Task to carry out: Can you update the battle account's passage that opens with the words containing "In the battle" and closes with "make that manuever.", replacing "trees" with "woods"?

------ Page extract ------

In the battle itself, we were, of course, positioned towards the far right. Our particular highlight came in the trees, when, after the 3rd Battalion pulled back, the 1st Maryland made what will be forever known as "The Gully Charge", or "Gully Whomper", double quicking over a gully, and laying down a hot fire to prevent a possible Federal flanking manuever. We thank you sir, for giving me the discretion to make that manuever.
After the action, the men were truly exhausted. We discovered the impossibility of marching back up that horrendous hill. Fortunately, for about the only time this event, a cattle car actually appeared right when
For the two hours after the fight, the 1st's camp was the quietest I have ever known it. We were all completely exhausted. While many were likely disappointed, I applaud the decision of General Clark and the ANV to cut
Saturday's schedule to one battle. Had the heat continued, three battles would have almost surely resulted in real loss of life.

------ Extracted data ------

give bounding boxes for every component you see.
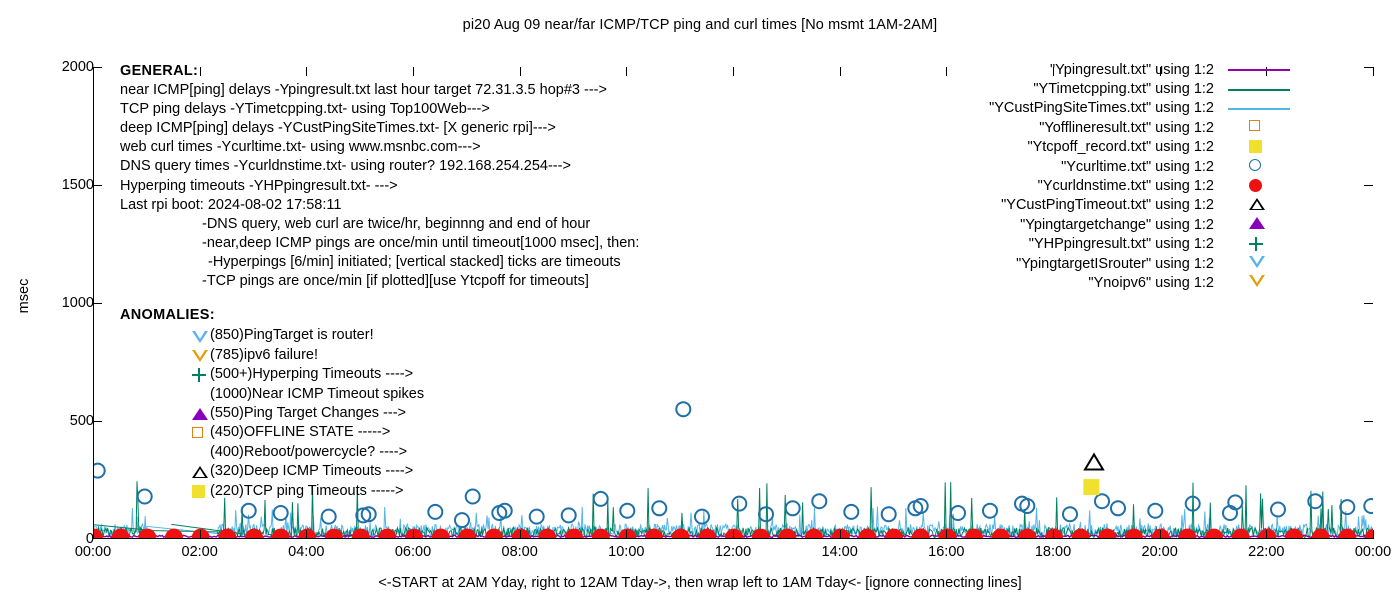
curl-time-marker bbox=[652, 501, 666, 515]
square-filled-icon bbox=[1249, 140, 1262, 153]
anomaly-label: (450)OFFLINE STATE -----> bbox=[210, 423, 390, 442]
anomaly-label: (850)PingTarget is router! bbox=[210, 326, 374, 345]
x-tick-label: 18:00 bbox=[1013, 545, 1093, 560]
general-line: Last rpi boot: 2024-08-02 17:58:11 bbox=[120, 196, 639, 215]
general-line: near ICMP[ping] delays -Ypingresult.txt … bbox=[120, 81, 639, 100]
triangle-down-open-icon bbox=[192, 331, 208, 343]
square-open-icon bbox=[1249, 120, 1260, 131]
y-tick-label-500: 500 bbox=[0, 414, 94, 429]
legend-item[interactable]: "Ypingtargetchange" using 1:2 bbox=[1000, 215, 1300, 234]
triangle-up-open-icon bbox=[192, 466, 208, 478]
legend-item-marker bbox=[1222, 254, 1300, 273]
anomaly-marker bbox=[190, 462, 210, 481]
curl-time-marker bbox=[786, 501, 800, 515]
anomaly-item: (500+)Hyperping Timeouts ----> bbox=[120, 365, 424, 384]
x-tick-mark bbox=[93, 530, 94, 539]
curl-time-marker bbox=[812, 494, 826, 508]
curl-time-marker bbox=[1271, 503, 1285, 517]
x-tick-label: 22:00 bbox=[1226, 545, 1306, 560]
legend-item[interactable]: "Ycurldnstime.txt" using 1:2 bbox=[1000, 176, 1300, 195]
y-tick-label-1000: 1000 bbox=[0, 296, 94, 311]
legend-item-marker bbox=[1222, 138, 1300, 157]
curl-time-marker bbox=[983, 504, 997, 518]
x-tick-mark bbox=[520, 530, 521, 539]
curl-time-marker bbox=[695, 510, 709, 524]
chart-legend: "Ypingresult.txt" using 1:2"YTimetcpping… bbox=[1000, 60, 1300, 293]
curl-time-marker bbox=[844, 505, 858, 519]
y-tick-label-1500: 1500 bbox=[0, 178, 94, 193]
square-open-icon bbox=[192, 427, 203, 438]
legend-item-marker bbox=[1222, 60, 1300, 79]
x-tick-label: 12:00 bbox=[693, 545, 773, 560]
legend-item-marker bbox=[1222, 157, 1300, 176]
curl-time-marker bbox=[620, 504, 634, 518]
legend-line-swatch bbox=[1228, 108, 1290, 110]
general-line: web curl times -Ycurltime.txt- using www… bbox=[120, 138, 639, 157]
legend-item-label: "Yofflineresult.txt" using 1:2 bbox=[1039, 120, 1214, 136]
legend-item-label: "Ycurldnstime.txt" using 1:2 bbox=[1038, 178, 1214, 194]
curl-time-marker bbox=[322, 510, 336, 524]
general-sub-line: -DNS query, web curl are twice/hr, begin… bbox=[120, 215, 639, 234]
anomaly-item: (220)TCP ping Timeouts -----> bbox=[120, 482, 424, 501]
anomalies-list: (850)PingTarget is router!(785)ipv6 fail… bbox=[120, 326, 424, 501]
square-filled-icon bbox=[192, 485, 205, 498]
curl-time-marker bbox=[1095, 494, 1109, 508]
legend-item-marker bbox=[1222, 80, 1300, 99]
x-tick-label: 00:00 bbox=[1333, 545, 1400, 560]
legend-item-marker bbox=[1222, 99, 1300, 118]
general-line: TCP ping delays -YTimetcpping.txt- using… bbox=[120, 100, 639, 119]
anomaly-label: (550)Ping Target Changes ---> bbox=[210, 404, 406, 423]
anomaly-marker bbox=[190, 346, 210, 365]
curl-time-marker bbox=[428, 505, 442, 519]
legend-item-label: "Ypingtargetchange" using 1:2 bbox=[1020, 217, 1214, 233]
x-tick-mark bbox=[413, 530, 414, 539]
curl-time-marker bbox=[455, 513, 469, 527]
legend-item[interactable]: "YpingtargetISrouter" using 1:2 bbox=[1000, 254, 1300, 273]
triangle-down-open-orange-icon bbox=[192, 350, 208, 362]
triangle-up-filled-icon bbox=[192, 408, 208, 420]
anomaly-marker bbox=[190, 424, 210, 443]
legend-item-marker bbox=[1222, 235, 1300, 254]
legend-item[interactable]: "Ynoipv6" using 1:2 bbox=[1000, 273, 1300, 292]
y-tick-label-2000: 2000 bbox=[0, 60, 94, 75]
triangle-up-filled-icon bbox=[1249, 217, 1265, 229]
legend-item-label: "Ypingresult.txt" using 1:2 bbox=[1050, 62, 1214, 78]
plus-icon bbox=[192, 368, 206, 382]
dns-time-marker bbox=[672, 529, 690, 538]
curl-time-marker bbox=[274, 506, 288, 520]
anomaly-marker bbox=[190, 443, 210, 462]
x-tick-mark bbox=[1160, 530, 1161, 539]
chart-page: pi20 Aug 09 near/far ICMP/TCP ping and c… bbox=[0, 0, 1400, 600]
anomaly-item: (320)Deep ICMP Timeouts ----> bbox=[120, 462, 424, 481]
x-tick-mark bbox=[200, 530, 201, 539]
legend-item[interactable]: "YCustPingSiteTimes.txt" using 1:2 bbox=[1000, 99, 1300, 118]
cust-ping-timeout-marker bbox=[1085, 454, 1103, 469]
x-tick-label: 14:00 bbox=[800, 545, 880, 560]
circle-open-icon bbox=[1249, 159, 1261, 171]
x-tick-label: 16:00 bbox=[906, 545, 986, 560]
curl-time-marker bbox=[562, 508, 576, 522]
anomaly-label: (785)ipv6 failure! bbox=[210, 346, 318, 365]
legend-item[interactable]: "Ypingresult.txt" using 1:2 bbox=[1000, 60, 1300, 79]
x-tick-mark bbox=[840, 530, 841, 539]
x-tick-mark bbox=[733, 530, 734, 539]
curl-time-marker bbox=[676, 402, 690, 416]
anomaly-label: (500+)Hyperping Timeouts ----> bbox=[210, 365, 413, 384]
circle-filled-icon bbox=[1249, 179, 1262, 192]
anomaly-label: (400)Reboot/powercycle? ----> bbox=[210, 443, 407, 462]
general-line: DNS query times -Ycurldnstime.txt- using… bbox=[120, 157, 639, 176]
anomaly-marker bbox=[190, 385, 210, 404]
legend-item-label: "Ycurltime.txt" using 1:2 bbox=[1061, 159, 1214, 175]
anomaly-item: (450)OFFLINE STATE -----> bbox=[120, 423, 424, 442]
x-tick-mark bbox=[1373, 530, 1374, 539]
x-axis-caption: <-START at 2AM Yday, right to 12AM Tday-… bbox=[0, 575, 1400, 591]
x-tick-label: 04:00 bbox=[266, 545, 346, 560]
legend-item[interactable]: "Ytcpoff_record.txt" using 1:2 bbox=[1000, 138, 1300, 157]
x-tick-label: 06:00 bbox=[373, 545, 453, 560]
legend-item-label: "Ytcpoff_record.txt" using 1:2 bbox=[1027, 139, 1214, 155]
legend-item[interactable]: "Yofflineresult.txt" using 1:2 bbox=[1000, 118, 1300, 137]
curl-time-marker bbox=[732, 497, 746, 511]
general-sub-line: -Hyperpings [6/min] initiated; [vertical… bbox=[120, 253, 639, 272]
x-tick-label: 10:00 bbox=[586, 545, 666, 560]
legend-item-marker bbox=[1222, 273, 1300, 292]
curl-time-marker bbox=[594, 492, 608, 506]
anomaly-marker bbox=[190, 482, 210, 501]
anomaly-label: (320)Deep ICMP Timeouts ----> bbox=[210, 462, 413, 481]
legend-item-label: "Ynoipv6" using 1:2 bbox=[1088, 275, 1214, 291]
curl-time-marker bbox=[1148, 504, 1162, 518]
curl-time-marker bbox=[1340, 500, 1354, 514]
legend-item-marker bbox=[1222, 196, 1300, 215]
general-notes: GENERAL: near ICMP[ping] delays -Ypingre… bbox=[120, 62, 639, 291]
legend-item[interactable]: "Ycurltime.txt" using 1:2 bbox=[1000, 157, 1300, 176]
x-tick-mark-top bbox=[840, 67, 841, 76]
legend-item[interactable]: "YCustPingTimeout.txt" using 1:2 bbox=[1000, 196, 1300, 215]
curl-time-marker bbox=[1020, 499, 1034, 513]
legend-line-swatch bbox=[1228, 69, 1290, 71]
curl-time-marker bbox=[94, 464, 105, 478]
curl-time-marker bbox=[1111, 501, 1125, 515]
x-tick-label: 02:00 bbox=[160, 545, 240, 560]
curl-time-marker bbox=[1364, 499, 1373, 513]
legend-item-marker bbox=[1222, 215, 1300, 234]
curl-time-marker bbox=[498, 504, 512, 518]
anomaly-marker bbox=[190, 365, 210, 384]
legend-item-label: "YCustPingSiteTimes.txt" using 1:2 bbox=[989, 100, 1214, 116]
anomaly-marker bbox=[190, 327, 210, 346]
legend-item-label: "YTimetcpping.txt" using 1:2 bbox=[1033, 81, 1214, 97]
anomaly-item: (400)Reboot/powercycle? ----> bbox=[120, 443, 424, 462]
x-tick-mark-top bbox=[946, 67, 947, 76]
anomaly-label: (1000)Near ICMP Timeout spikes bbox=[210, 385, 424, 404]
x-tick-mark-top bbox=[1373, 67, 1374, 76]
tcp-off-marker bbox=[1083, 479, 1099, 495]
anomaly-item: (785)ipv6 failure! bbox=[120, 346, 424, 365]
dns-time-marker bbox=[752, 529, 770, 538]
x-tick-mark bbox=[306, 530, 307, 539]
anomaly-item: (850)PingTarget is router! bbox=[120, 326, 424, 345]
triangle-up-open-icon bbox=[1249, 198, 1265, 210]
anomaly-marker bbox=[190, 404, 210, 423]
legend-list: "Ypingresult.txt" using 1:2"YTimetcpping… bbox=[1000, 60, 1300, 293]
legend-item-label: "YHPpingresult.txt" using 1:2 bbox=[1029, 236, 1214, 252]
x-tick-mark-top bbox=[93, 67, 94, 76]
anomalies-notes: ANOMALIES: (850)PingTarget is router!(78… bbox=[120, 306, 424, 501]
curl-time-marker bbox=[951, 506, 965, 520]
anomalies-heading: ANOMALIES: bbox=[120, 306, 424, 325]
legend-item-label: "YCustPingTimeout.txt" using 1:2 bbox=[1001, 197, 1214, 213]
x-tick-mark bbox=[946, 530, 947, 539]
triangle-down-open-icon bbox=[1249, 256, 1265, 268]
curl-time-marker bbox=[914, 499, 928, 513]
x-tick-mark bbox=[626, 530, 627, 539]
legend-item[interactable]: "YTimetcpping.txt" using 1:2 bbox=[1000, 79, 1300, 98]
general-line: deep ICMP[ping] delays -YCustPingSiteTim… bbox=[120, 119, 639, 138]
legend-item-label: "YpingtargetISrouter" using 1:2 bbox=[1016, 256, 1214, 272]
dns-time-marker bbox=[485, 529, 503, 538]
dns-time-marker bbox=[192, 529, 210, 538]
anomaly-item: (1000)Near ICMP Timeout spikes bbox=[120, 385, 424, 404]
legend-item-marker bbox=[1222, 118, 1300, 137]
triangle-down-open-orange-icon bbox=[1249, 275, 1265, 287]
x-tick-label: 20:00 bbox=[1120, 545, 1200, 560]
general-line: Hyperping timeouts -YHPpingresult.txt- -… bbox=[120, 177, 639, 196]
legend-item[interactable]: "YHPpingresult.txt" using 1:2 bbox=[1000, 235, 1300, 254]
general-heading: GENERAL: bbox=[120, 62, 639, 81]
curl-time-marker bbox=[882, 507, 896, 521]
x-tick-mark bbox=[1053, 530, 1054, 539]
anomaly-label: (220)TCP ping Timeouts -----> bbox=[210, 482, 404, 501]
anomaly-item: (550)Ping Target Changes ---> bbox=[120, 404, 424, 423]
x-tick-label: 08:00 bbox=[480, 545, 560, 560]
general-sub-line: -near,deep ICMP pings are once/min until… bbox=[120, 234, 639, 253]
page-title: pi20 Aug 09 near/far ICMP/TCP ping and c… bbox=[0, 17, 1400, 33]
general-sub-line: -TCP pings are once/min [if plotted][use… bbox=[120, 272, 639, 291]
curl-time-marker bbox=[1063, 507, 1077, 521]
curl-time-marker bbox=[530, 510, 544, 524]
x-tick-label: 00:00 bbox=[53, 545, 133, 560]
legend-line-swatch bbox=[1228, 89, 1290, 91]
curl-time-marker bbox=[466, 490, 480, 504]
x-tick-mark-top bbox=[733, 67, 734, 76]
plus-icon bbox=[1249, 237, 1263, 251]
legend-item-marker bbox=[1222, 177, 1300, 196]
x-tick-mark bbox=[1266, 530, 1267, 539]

------
------ Extracted data ------

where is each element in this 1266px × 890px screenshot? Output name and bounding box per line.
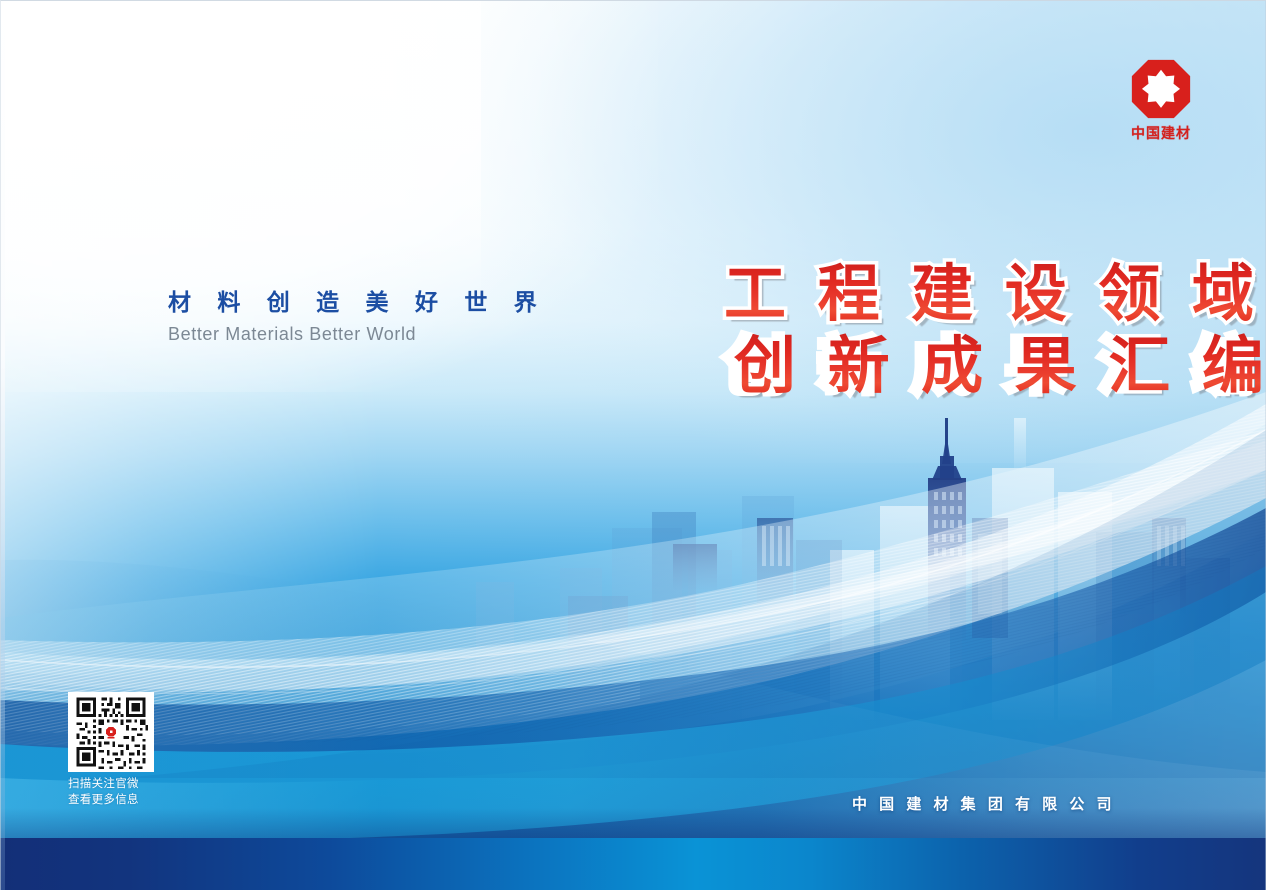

------

Correct result:
In the battle itself, we were, of course, positioned towards the far right. Our particular highlight came in the woods, when, after the 3rd Battalion pulled back, the 1st Maryland made what will be forever known as "The Gully Charge", or "Gully Whomper", double quicking over a gully, and laying down a hot fire to prevent a possible Federal flanking manuever. We thank you sir, for giving me the discretion to make that manuever.